Dataset entries

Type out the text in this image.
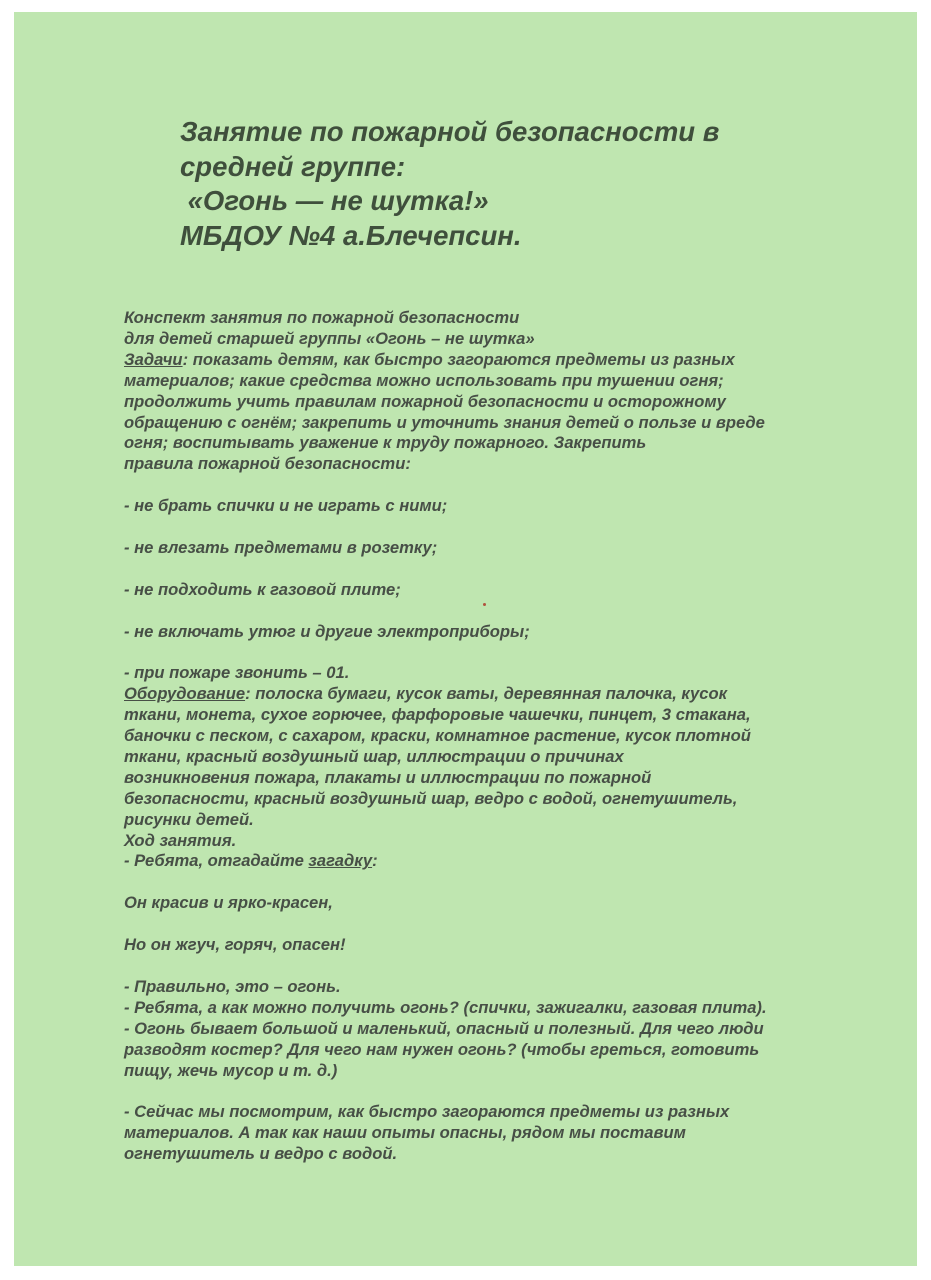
Занятие по пожарной безопасности в
средней группе:
«Огонь — не шутка!»
МБДОУ №4 а.Блечепсин.
Конспект занятия по пожарной безопасности
для детей старшей группы «Огонь – не шутка»
Задачи: показать детям, как быстро загораются предметы из разных
материалов; какие средства можно использовать при тушении огня;
продолжить учить правилам пожарной безопасности и осторожному
обращению с огнём; закрепить и уточнить знания детей о пользе и вреде
огня; воспитывать уважение к труду пожарного. Закрепить
правила пожарной безопасности:
- не брать спички и не играть с ними;
- не влезать предметами в розетку;
- не подходить к газовой плите;
- не включать утюг и другие электроприборы;
- при пожаре звонить – 01.
Оборудование: полоска бумаги, кусок ваты, деревянная палочка, кусок
ткани, монета, сухое горючее, фарфоровые чашечки, пинцет, 3 стакана,
баночки с песком, с сахаром, краски, комнатное растение, кусок плотной
ткани, красный воздушный шар, иллюстрации о причинах
возникновения пожара, плакаты и иллюстрации по пожарной
безопасности, красный воздушный шар, ведро с водой, огнетушитель,
рисунки детей.
Ход занятия.
- Ребята, отгадайте загадку:
Он красив и ярко-красен,
Но он жгуч, горяч, опасен!
- Правильно, это – огонь.
- Ребята, а как можно получить огонь? (спички, зажигалки, газовая плита).
- Огонь бывает большой и маленький, опасный и полезный. Для чего люди
разводят костер? Для чего нам нужен огонь? (чтобы греться, готовить
пищу, жечь мусор и т. д.)
- Сейчас мы посмотрим, как быстро загораются предметы из разных
материалов. А так как наши опыты опасны, рядом мы поставим
огнетушитель и ведро с водой.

Request:
Extract the text of all the records above verbatim, excluding pictures.

Task solution:
Type out the text in this image.
Занятие по пожарной безопасности в
средней группе:
«Огонь — не шутка!»
МБДОУ №4 а.Блечепсин.
Конспект занятия по пожарной безопасности
для детей старшей группы «Огонь – не шутка»
Задачи: показать детям, как быстро загораются предметы из разных
материалов; какие средства можно использовать при тушении огня;
продолжить учить правилам пожарной безопасности и осторожному
обращению с огнём; закрепить и уточнить знания детей о пользе и вреде
огня; воспитывать уважение к труду пожарного. Закрепить
правила пожарной безопасности:
- не брать спички и не играть с ними;
- не влезать предметами в розетку;
- не подходить к газовой плите;
- не включать утюг и другие электроприборы;
- при пожаре звонить – 01.
Оборудование: полоска бумаги, кусок ваты, деревянная палочка, кусок
ткани, монета, сухое горючее, фарфоровые чашечки, пинцет, 3 стакана,
баночки с песком, с сахаром, краски, комнатное растение, кусок плотной
ткани, красный воздушный шар, иллюстрации о причинах
возникновения пожара, плакаты и иллюстрации по пожарной
безопасности, красный воздушный шар, ведро с водой, огнетушитель,
рисунки детей.
Ход занятия.
- Ребята, отгадайте загадку:
Он красив и ярко-красен,
Но он жгуч, горяч, опасен!
- Правильно, это – огонь.
- Ребята, а как можно получить огонь? (спички, зажигалки, газовая плита).
- Огонь бывает большой и маленький, опасный и полезный. Для чего люди
разводят костер? Для чего нам нужен огонь? (чтобы греться, готовить
пищу, жечь мусор и т. д.)
- Сейчас мы посмотрим, как быстро загораются предметы из разных
материалов. А так как наши опыты опасны, рядом мы поставим
огнетушитель и ведро с водой.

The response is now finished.